> **Work to be completed**
State how many lines contain the string "subtitle", and write nothing else.
— Start of Material for the task —
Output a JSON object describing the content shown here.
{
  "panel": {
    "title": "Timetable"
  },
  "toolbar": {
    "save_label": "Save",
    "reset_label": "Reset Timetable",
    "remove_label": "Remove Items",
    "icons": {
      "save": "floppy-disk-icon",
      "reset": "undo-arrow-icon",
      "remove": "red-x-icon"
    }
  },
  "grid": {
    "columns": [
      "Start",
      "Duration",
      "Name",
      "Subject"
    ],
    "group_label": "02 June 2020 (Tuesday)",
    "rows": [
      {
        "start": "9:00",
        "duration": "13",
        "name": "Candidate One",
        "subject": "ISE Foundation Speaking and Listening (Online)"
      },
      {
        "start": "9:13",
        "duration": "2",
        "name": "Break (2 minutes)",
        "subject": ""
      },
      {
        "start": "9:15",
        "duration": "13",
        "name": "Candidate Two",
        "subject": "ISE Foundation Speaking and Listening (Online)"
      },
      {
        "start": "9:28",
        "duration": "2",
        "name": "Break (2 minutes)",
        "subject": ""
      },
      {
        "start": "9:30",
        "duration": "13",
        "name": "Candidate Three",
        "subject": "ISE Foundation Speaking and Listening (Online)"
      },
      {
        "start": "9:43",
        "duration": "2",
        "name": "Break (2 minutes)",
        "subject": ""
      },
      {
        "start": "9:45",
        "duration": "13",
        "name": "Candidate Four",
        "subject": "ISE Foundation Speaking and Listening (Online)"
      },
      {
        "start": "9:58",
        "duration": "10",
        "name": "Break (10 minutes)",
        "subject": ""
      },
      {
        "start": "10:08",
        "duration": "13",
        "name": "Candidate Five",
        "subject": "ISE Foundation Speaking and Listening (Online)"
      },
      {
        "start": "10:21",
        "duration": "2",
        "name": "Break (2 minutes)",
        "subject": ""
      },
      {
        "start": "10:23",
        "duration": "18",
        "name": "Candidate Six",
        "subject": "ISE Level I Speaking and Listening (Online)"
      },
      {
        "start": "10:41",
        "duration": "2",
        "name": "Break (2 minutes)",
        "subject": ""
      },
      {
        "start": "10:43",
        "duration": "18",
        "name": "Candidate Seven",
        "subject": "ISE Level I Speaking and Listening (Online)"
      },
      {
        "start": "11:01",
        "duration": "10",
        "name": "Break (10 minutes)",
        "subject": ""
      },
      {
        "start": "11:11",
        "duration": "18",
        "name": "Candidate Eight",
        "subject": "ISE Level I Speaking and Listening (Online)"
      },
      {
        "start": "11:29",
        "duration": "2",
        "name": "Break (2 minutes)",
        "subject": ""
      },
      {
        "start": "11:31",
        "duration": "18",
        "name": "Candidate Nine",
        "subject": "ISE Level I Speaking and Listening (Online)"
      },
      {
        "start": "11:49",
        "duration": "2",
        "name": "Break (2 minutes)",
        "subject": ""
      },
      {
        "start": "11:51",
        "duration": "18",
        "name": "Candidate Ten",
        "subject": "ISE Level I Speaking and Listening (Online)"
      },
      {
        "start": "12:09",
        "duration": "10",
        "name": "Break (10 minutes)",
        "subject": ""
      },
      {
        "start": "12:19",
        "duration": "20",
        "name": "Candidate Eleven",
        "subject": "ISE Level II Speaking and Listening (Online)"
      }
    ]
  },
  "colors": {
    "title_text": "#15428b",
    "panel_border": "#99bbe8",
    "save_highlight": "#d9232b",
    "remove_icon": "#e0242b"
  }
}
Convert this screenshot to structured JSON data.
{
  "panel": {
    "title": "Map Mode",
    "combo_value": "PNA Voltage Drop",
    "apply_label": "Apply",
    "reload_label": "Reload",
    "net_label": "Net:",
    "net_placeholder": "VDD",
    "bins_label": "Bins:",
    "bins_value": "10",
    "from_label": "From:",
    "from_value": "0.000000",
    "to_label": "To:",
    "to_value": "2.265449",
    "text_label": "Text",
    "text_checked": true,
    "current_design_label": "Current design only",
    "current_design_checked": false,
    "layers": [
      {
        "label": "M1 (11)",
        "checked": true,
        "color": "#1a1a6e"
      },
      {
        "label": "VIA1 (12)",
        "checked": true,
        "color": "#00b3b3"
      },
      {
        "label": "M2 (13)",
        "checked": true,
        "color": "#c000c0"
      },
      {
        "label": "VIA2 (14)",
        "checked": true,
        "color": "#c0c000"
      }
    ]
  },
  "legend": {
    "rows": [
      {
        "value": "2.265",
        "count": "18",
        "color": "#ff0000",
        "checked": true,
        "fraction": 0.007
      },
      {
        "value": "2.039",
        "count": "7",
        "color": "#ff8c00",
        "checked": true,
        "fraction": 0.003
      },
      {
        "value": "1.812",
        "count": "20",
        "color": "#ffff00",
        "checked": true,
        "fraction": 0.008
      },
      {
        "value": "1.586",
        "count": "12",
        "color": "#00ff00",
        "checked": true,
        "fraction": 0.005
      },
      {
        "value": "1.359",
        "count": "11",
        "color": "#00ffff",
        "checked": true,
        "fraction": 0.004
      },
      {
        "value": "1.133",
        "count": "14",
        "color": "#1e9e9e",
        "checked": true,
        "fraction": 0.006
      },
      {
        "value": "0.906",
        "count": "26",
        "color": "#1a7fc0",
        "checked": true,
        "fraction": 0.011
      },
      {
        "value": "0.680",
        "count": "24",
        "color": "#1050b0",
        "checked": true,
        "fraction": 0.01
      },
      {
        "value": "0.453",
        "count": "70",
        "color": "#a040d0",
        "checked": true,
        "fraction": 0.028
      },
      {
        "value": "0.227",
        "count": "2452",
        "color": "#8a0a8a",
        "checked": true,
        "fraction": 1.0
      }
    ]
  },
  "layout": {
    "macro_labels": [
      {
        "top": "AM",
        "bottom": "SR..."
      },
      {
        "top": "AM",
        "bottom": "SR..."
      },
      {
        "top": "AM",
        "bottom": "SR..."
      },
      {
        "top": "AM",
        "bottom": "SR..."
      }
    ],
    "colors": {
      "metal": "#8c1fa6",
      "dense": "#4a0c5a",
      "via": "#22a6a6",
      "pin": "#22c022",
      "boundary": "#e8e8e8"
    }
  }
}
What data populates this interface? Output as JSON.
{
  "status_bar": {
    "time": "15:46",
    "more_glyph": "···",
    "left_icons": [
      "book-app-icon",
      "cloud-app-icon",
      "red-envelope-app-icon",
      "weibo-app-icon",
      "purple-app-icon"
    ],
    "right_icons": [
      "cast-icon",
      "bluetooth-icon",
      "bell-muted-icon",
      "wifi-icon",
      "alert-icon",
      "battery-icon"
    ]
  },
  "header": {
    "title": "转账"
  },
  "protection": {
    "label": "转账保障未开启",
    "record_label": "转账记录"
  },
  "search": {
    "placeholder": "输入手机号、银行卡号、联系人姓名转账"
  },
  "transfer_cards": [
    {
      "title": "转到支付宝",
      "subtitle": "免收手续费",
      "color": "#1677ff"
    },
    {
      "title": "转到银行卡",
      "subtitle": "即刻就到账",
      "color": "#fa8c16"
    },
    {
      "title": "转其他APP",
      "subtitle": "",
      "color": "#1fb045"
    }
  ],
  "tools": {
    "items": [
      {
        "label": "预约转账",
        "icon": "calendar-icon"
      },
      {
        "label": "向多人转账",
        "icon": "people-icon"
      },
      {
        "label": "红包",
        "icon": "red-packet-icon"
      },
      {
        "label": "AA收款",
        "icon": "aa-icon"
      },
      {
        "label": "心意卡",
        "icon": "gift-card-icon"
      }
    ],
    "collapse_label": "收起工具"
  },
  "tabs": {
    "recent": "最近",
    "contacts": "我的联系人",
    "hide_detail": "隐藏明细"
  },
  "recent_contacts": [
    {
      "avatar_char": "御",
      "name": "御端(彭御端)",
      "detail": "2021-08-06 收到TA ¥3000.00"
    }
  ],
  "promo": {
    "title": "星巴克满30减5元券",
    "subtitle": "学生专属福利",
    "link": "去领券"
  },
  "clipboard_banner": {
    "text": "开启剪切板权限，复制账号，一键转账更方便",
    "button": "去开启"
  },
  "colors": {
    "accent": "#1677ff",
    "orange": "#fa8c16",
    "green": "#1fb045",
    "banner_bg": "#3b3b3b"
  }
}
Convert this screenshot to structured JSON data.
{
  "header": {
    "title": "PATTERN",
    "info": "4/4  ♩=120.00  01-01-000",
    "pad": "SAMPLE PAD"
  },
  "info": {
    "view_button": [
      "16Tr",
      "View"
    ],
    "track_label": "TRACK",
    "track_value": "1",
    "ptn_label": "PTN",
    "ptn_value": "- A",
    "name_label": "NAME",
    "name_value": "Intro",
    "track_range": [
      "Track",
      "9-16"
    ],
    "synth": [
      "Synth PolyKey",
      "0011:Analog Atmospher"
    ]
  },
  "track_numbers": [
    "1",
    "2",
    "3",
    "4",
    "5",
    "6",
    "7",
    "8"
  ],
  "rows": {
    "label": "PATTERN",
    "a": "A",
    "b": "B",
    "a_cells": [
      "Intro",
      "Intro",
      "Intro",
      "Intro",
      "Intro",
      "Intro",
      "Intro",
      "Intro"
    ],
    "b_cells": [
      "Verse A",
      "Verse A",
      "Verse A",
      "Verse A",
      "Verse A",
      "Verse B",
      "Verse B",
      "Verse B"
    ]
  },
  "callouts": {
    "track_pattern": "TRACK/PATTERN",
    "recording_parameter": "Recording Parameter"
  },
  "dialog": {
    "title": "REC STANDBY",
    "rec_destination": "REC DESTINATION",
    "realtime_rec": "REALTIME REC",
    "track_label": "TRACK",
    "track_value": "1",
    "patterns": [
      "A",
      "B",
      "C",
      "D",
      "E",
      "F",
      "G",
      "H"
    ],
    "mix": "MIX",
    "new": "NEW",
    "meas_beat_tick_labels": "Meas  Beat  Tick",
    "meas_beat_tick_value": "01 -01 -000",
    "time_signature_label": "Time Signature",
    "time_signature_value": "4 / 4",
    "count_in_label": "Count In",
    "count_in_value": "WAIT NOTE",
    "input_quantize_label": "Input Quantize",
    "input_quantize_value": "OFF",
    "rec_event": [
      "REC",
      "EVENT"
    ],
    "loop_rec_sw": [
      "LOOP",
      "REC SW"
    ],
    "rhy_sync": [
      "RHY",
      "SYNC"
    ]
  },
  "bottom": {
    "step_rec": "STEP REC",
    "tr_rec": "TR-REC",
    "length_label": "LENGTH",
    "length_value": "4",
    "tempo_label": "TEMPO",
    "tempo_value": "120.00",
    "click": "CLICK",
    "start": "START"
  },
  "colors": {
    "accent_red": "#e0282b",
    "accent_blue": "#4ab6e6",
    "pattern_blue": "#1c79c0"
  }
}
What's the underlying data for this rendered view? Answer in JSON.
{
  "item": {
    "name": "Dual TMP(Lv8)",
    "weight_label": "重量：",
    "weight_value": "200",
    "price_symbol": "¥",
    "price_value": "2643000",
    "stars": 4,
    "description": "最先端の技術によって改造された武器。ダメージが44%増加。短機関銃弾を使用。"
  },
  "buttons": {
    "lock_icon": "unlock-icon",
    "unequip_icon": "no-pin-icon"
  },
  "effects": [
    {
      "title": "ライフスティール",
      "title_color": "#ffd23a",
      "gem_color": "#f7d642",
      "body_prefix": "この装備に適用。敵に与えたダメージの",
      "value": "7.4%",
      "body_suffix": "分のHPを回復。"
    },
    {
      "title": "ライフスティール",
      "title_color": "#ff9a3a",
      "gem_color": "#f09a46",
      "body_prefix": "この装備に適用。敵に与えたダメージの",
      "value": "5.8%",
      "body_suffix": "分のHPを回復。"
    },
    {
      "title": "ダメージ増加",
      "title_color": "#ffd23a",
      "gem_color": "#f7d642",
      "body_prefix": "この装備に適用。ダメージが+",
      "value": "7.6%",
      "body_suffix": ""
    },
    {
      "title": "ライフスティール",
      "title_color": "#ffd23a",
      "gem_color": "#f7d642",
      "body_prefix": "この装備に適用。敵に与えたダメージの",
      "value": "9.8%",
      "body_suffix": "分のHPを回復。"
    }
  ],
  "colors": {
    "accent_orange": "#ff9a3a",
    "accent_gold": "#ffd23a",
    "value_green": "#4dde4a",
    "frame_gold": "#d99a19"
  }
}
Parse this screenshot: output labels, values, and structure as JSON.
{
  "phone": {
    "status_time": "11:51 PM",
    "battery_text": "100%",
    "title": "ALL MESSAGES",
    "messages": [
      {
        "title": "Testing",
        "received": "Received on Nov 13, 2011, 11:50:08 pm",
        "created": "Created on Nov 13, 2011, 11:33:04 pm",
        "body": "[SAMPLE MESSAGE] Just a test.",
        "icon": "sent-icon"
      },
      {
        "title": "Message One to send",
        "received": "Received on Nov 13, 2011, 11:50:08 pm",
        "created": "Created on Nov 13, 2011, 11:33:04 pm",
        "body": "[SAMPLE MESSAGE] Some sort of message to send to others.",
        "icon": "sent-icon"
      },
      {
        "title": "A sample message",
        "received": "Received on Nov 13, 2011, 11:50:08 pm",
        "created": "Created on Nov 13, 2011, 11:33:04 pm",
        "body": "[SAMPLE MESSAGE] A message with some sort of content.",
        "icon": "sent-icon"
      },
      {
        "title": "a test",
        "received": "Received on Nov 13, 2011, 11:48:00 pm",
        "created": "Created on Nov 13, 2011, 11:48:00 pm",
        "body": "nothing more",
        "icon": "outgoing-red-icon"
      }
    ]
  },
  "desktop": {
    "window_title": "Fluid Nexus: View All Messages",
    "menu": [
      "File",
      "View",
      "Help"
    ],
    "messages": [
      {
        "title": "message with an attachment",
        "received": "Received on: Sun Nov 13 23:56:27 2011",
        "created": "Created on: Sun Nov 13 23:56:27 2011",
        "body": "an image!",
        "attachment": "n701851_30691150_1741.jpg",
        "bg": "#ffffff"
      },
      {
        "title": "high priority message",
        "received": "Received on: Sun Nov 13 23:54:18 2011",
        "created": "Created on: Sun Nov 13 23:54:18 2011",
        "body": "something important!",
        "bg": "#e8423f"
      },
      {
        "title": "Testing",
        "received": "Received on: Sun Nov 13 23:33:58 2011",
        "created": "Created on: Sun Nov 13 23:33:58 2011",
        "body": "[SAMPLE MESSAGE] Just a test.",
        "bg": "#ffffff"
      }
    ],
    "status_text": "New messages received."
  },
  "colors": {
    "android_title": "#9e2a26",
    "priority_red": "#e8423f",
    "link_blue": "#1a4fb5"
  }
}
— End of Material for the task —
> **Solution**
4